**Given request:**
Locate the line that contains "Read all visible content and emit it as JSON.". Retype it and every line after it to the end of the records, exactly, but not the pictures.

═════ Extracted entries ═════

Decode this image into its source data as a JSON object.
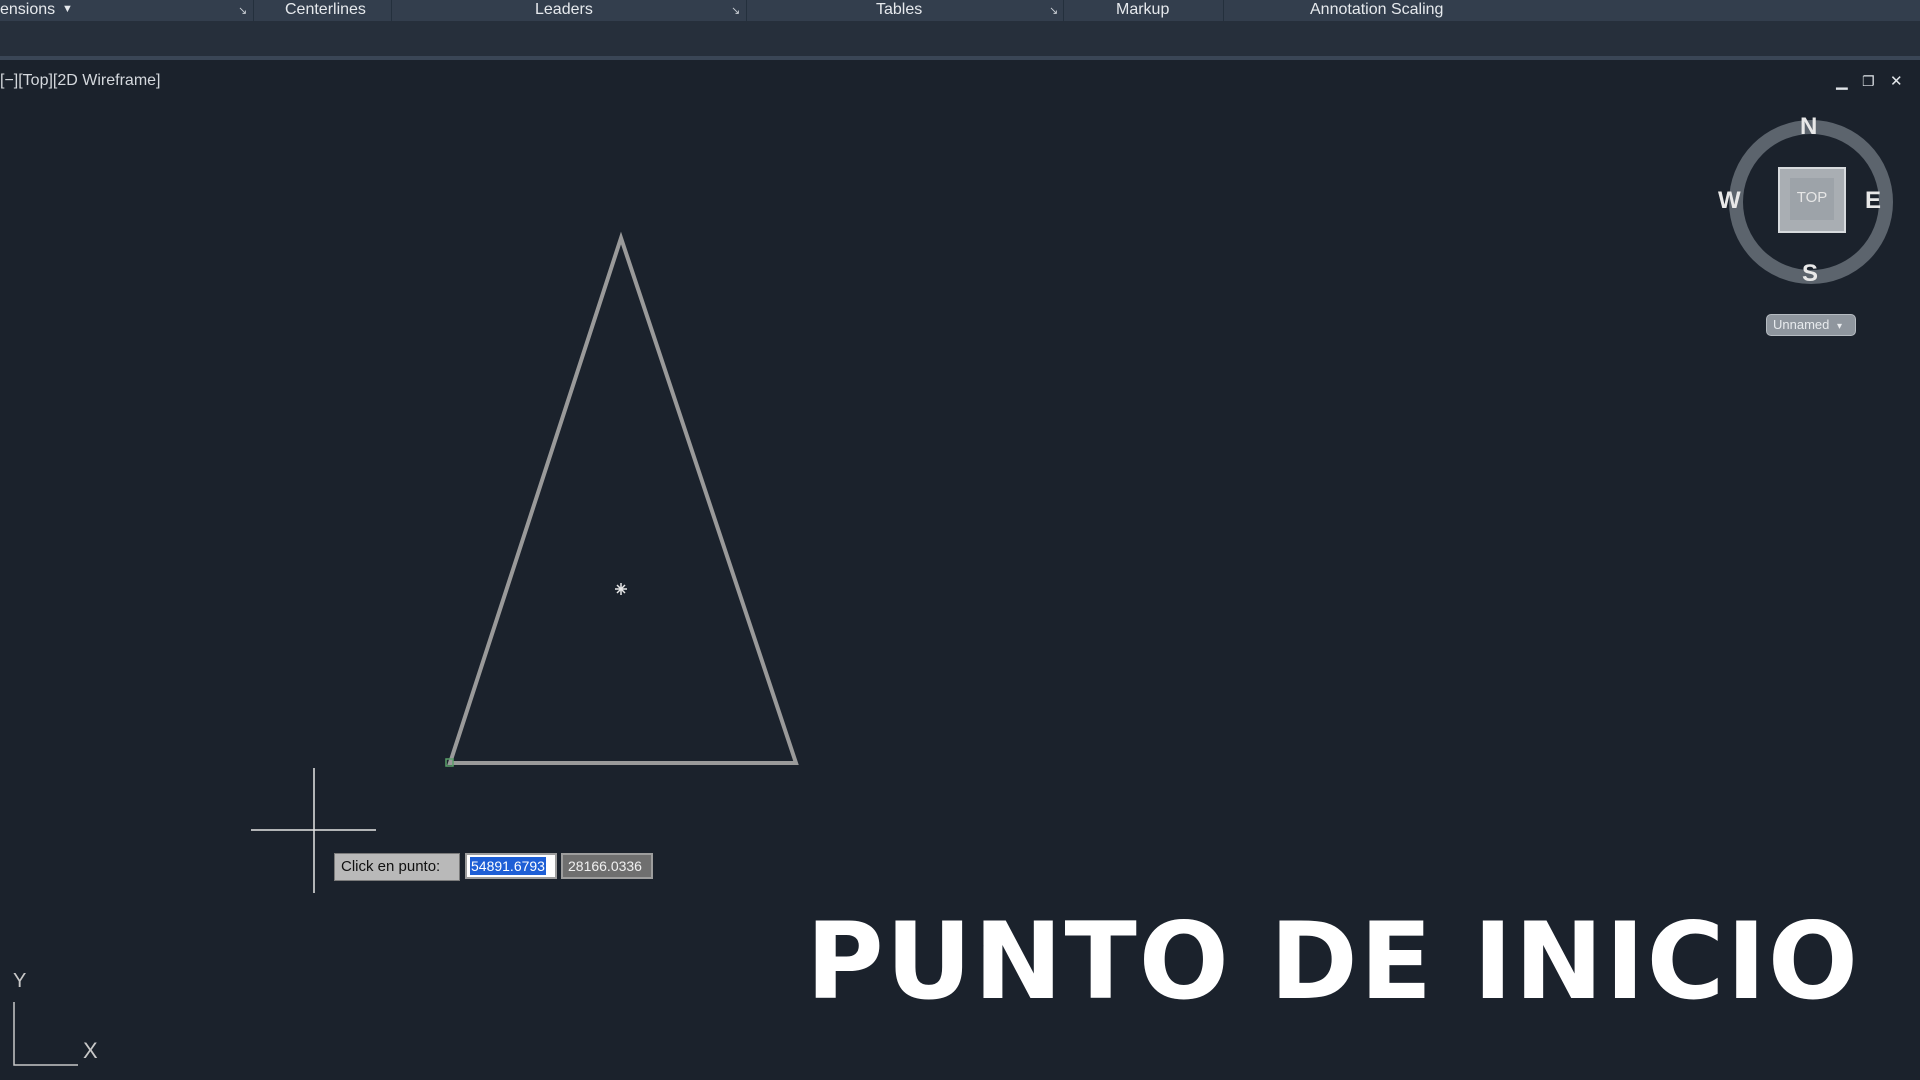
{
  "ribbon": {
    "panels": [
      {
        "label": "ensions",
        "has_dropdown": true
      },
      {
        "label": "Centerlines"
      },
      {
        "label": "Leaders",
        "has_launcher": true
      },
      {
        "label": "Tables",
        "has_launcher": true
      },
      {
        "label": "Markup"
      },
      {
        "label": "Annotation Scaling"
      }
    ]
  },
  "viewport": {
    "label": "[−][Top][2D Wireframe]",
    "window_controls": [
      "minimize",
      "restore",
      "close"
    ]
  },
  "viewcube": {
    "face": "TOP",
    "compass": {
      "n": "N",
      "s": "S",
      "e": "E",
      "w": "W"
    },
    "ucs_button": "Unnamed"
  },
  "dynamic_input": {
    "prompt": "Click en punto:",
    "x_value": "54891.6793",
    "y_value": "28166.0336"
  },
  "ucs_icon": {
    "x_label": "X",
    "y_label": "Y"
  },
  "caption": "PUNTO DE INICIO",
  "colors": {
    "background": "#1b222c",
    "ribbon": "#333e4d",
    "geometry": "#9a9a9a",
    "selection": "#1e5fd6"
  }
}
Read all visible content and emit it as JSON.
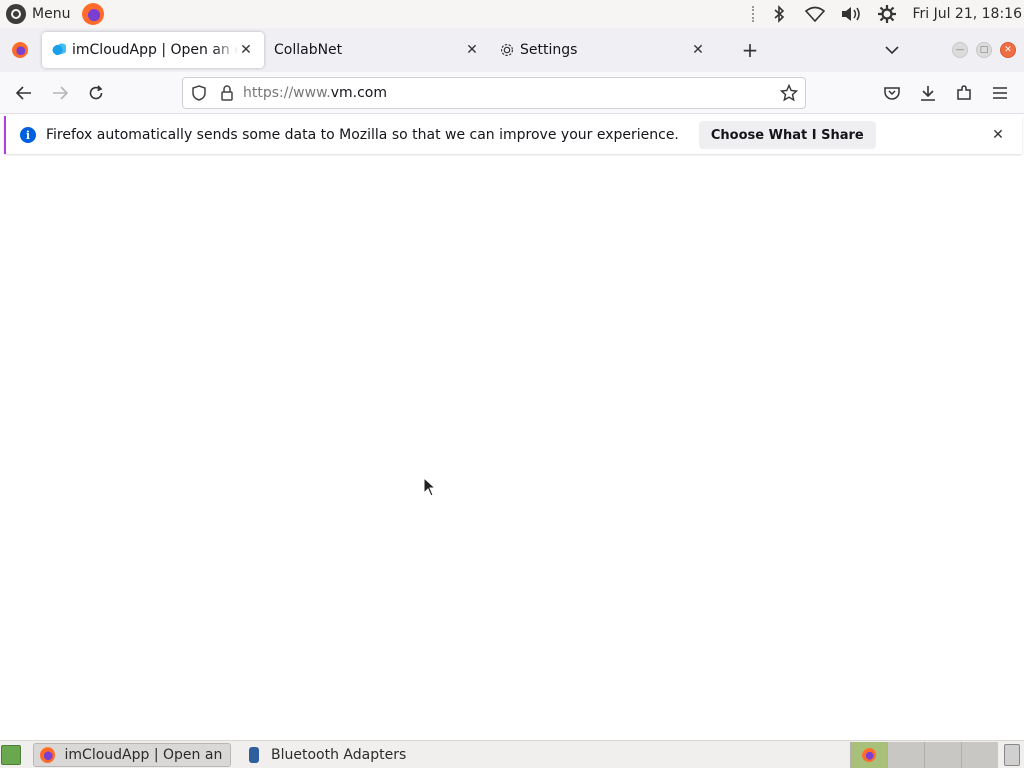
{
  "system_panel": {
    "menu_label": "Menu",
    "clock": "Fri Jul 21, 18:16",
    "tray_icons": [
      "bluetooth-icon",
      "wifi-icon",
      "volume-icon",
      "settings-gear-icon"
    ]
  },
  "tabs": [
    {
      "title": "imCloudApp | Open an easy",
      "active": true
    },
    {
      "title": "CollabNet",
      "active": false
    },
    {
      "title": "Settings",
      "active": false
    }
  ],
  "navigation": {
    "url_prefix": "https://www.",
    "url_host": "vm.com"
  },
  "notification": {
    "message": "Firefox automatically sends some data to Mozilla so that we can improve your experience.",
    "button_label": "Choose What I Share",
    "accent_color": "#b040e0",
    "info_color": "#0060df"
  },
  "taskbar": {
    "items": [
      {
        "label": "imCloudApp | Open an ...",
        "active": true
      },
      {
        "label": "Bluetooth Adapters",
        "active": false
      }
    ]
  }
}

═════

**Answer to this exercise:**
Read all visible content and emit it as JSON.
{
  "system_panel": {
    "menu_label": "Menu",
    "clock": "Fri Jul 21, 18:16",
    "tray_icons": [
      "bluetooth-icon",
      "wifi-icon",
      "volume-icon",
      "settings-gear-icon"
    ]
  },
  "tabs": [
    {
      "title": "imCloudApp | Open an easy",
      "active": true
    },
    {
      "title": "CollabNet",
      "active": false
    },
    {
      "title": "Settings",
      "active": false
    }
  ],
  "navigation": {
    "url_prefix": "https://www.",
    "url_host": "vm.com"
  },
  "notification": {
    "message": "Firefox automatically sends some data to Mozilla so that we can improve your experience.",
    "button_label": "Choose What I Share",
    "accent_color": "#b040e0",
    "info_color": "#0060df"
  },
  "taskbar": {
    "items": [
      {
        "label": "imCloudApp | Open an ...",
        "active": true
      },
      {
        "label": "Bluetooth Adapters",
        "active": false
      }
    ]
  }
}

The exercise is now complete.